Collected data entries
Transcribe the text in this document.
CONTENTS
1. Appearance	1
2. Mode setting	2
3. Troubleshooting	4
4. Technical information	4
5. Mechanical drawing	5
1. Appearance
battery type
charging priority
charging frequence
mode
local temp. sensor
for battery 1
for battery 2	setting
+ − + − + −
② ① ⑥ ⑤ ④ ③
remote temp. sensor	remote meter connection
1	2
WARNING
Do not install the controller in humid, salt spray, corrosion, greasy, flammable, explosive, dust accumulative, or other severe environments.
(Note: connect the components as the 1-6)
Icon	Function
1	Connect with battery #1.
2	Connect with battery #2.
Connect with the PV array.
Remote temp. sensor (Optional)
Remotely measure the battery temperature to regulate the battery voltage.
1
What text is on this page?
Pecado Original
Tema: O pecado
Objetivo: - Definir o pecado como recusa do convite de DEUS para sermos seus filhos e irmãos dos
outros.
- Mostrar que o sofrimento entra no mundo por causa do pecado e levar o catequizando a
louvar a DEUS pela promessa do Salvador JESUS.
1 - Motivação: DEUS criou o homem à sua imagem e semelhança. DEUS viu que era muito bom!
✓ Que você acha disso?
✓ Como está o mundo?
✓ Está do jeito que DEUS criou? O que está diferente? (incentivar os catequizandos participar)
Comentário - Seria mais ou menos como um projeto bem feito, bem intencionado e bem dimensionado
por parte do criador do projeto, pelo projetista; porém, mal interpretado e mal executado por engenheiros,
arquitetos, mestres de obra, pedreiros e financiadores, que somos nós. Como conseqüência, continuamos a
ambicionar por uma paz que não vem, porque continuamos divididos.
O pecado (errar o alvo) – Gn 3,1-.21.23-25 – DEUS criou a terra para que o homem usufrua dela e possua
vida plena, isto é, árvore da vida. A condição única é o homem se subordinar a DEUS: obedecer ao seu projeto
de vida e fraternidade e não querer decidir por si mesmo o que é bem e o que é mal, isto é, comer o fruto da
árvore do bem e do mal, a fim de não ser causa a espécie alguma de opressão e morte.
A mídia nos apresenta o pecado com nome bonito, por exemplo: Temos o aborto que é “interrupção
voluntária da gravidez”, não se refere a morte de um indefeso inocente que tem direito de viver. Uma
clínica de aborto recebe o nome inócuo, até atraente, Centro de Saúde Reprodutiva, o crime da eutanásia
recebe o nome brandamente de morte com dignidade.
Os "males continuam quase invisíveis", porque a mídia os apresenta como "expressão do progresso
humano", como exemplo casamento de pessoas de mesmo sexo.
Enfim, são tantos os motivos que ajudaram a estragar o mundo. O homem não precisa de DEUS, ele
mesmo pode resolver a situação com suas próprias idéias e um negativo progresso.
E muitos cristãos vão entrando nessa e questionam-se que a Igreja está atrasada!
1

Task details:
Transcribe all of the material exactly. Omit nothing.

Result below:
Transcribe the text in this document.
CONTENTS
1. Appearance	1
2. Mode setting	2
3. Troubleshooting	4
4. Technical information	4
5. Mechanical drawing	5
1. Appearance
battery type
charging priority
charging frequence
mode
local temp. sensor
for battery 1
for battery 2	setting
+ − + − + −
② ① ⑥ ⑤ ④ ③
remote temp. sensor	remote meter connection
1	2
WARNING
Do not install the controller in humid, salt spray, corrosion, greasy, flammable, explosive, dust accumulative, or other severe environments.
(Note: connect the components as the 1-6)
Icon	Function
1	Connect with battery #1.
2	Connect with battery #2.
Connect with the PV array.
Remote temp. sensor (Optional)
Remotely measure the battery temperature to regulate the battery voltage.
1
What text is on this page?
Pecado Original
Tema: O pecado
Objetivo: - Definir o pecado como recusa do convite de DEUS para sermos seus filhos e irmãos dos
outros.
- Mostrar que o sofrimento entra no mundo por causa do pecado e levar o catequizando a
louvar a DEUS pela promessa do Salvador JESUS.
1 - Motivação: DEUS criou o homem à sua imagem e semelhança. DEUS viu que era muito bom!
✓ Que você acha disso?
✓ Como está o mundo?
✓ Está do jeito que DEUS criou? O que está diferente? (incentivar os catequizandos participar)
Comentário - Seria mais ou menos como um projeto bem feito, bem intencionado e bem dimensionado
por parte do criador do projeto, pelo projetista; porém, mal interpretado e mal executado por engenheiros,
arquitetos, mestres de obra, pedreiros e financiadores, que somos nós. Como conseqüência, continuamos a
ambicionar por uma paz que não vem, porque continuamos divididos.
O pecado (errar o alvo) – Gn 3,1-.21.23-25 – DEUS criou a terra para que o homem usufrua dela e possua
vida plena, isto é, árvore da vida. A condição única é o homem se subordinar a DEUS: obedecer ao seu projeto
de vida e fraternidade e não querer decidir por si mesmo o que é bem e o que é mal, isto é, comer o fruto da
árvore do bem e do mal, a fim de não ser causa a espécie alguma de opressão e morte.
A mídia nos apresenta o pecado com nome bonito, por exemplo: Temos o aborto que é “interrupção
voluntária da gravidez”, não se refere a morte de um indefeso inocente que tem direito de viver. Uma
clínica de aborto recebe o nome inócuo, até atraente, Centro de Saúde Reprodutiva, o crime da eutanásia
recebe o nome brandamente de morte com dignidade.
Os "males continuam quase invisíveis", porque a mídia os apresenta como "expressão do progresso
humano", como exemplo casamento de pessoas de mesmo sexo.
Enfim, são tantos os motivos que ajudaram a estragar o mundo. O homem não precisa de DEUS, ele
mesmo pode resolver a situação com suas próprias idéias e um negativo progresso.
E muitos cristãos vão entrando nessa e questionam-se que a Igreja está atrasada!
1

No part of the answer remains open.